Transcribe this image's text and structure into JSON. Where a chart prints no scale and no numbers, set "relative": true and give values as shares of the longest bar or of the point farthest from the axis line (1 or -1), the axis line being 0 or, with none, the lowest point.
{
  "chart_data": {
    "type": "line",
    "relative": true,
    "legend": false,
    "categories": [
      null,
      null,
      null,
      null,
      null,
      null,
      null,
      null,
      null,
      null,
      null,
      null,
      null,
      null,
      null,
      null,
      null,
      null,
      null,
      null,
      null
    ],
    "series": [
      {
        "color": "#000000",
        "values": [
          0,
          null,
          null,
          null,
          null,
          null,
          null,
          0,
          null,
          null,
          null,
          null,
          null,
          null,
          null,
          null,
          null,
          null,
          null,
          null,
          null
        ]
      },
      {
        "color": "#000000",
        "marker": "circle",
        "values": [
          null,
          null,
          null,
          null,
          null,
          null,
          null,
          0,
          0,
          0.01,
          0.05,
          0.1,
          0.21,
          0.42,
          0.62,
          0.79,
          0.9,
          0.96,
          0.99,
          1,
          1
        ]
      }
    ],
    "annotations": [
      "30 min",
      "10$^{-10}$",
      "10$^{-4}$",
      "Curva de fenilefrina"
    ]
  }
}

○ ○ ○ ○ ○ ○ ○

EXERCISE DIRECTIONS.
Give the complete listing a second time, exactly as it reads.

TASK ANSWER.
Transcribe this image's text and structure into JSON. Where a chart prints no scale and no numbers, set "relative": true and give values as shares of the longest bar or of the point farthest from the axis line (1 or -1), the axis line being 0 or, with none, the lowest point.
{
  "chart_data": {
    "type": "line",
    "relative": true,
    "legend": false,
    "categories": [
      null,
      null,
      null,
      null,
      null,
      null,
      null,
      null,
      null,
      null,
      null,
      null,
      null,
      null,
      null,
      null,
      null,
      null,
      null,
      null,
      null
    ],
    "series": [
      {
        "color": "#000000",
        "values": [
          0,
          null,
          null,
          null,
          null,
          null,
          null,
          0,
          null,
          null,
          null,
          null,
          null,
          null,
          null,
          null,
          null,
          null,
          null,
          null,
          null
        ]
      },
      {
        "color": "#000000",
        "marker": "circle",
        "values": [
          null,
          null,
          null,
          null,
          null,
          null,
          null,
          0,
          0,
          0.01,
          0.05,
          0.1,
          0.21,
          0.42,
          0.62,
          0.79,
          0.9,
          0.96,
          0.99,
          1,
          1
        ]
      }
    ],
    "annotations": [
      "30 min",
      "10$^{-10}$",
      "10$^{-4}$",
      "Curva de fenilefrina"
    ]
  }
}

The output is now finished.